#### EXERCISE PROMPT:
Scan the records and identify every line in which the string "tandfonline" occurs, then return those lines.

※ ※ ※

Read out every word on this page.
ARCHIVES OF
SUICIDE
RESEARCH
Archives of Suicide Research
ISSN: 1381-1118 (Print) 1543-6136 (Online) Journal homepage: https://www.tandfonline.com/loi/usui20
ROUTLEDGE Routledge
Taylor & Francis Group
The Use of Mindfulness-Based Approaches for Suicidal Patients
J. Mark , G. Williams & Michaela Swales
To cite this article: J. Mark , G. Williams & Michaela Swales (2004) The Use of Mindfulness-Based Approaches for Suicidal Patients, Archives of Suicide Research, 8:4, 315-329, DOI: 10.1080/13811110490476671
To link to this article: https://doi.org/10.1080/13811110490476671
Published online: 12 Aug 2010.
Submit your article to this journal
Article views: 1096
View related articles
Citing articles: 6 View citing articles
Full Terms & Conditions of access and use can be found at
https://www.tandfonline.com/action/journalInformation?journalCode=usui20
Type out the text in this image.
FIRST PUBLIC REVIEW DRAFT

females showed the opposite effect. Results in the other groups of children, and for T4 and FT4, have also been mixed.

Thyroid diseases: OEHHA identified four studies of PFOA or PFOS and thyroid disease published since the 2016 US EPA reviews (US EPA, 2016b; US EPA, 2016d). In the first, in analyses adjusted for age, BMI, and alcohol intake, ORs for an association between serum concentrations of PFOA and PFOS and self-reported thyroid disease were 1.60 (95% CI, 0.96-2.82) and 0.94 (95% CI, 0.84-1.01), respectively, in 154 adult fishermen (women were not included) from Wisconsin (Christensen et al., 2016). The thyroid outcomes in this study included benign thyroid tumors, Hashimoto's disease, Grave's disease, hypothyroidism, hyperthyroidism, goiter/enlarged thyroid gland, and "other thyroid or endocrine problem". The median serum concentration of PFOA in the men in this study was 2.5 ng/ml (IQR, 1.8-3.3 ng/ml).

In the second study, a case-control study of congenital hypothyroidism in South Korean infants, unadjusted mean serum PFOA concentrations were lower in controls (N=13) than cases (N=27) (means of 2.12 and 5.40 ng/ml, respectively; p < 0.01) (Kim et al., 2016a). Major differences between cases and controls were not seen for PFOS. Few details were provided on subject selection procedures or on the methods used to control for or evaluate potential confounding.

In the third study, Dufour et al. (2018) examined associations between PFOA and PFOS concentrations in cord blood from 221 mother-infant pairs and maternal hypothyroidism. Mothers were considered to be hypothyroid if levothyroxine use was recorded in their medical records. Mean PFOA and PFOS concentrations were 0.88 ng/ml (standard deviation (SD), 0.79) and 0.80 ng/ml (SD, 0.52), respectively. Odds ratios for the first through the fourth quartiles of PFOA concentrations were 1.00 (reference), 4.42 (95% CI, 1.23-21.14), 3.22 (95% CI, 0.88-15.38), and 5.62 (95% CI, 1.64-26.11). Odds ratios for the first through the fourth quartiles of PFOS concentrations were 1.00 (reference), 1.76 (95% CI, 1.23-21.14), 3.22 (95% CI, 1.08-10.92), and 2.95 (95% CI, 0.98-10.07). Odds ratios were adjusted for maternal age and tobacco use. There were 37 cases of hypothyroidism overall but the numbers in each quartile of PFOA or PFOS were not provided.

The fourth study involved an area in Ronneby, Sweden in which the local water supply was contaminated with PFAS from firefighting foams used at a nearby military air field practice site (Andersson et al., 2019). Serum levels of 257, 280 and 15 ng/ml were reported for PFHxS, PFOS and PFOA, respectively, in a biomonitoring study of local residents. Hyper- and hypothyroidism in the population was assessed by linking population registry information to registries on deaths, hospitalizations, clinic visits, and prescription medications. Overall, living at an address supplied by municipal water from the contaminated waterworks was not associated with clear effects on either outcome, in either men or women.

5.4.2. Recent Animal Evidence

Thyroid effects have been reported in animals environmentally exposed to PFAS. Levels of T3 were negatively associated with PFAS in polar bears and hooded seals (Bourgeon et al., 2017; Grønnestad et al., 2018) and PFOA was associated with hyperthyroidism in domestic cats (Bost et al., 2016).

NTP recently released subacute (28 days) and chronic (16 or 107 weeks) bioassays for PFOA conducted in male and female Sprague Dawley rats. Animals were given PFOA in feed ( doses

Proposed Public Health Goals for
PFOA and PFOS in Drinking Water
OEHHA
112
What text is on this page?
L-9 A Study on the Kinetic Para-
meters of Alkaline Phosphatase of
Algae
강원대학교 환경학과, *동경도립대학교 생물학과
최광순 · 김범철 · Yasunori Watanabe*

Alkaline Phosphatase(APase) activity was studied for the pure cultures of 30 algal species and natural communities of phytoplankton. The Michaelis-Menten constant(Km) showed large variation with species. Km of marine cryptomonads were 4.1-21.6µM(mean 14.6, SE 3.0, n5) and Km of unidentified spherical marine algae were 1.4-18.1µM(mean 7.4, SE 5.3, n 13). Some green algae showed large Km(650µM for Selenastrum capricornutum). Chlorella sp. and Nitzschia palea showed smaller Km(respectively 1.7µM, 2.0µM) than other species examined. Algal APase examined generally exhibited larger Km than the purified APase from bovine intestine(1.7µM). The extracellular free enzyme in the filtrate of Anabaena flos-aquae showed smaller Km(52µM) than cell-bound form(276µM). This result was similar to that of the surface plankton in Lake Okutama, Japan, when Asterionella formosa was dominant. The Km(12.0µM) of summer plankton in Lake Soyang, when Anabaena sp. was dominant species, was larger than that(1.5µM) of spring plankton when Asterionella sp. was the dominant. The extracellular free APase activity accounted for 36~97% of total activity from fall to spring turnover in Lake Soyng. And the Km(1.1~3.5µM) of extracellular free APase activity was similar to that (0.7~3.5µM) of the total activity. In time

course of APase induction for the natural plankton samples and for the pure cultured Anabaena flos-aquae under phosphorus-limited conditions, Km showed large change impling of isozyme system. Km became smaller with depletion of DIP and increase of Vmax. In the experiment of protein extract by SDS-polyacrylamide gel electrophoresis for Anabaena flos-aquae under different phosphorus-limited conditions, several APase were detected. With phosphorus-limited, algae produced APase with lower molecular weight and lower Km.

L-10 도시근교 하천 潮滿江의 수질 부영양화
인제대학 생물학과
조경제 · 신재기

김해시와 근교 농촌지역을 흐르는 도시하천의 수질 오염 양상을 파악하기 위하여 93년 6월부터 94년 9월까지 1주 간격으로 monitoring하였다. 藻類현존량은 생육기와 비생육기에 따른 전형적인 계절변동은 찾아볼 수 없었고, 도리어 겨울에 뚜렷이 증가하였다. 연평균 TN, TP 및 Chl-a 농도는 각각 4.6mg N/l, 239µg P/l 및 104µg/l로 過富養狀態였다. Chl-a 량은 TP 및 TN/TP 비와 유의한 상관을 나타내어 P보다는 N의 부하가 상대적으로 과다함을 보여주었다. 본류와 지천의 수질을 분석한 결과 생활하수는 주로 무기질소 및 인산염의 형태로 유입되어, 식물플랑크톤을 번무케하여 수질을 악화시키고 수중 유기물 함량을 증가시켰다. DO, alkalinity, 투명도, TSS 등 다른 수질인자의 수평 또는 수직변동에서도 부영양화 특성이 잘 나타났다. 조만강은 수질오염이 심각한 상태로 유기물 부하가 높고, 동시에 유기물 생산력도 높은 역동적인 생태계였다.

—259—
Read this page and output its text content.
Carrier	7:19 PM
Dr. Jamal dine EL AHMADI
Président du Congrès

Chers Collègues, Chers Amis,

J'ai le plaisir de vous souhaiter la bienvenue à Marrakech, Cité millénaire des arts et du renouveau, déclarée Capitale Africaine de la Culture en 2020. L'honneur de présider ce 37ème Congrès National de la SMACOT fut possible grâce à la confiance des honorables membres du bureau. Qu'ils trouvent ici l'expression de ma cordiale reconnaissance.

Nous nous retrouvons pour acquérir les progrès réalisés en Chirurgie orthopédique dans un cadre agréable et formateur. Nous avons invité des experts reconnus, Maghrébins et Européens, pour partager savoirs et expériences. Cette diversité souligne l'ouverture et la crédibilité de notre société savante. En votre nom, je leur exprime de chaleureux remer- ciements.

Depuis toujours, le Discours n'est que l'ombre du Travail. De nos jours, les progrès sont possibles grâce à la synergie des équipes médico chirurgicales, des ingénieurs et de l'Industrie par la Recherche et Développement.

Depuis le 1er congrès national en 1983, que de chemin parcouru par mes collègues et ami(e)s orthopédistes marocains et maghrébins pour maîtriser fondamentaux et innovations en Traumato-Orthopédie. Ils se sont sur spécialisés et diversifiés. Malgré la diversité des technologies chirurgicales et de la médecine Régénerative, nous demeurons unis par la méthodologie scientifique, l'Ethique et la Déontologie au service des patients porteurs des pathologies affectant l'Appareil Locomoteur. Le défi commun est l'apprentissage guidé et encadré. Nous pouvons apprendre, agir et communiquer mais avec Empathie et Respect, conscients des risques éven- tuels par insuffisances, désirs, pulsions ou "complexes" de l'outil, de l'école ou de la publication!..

※ ※ ※

#### RESULT BELOW:
ISSN: 1381-1118 (Print) 1543-6136 (Online) Journal homepage: https://www.tandfonline.com/loi/usui20
https://www.tandfonline.com/action/journalInformation?journalCode=usui20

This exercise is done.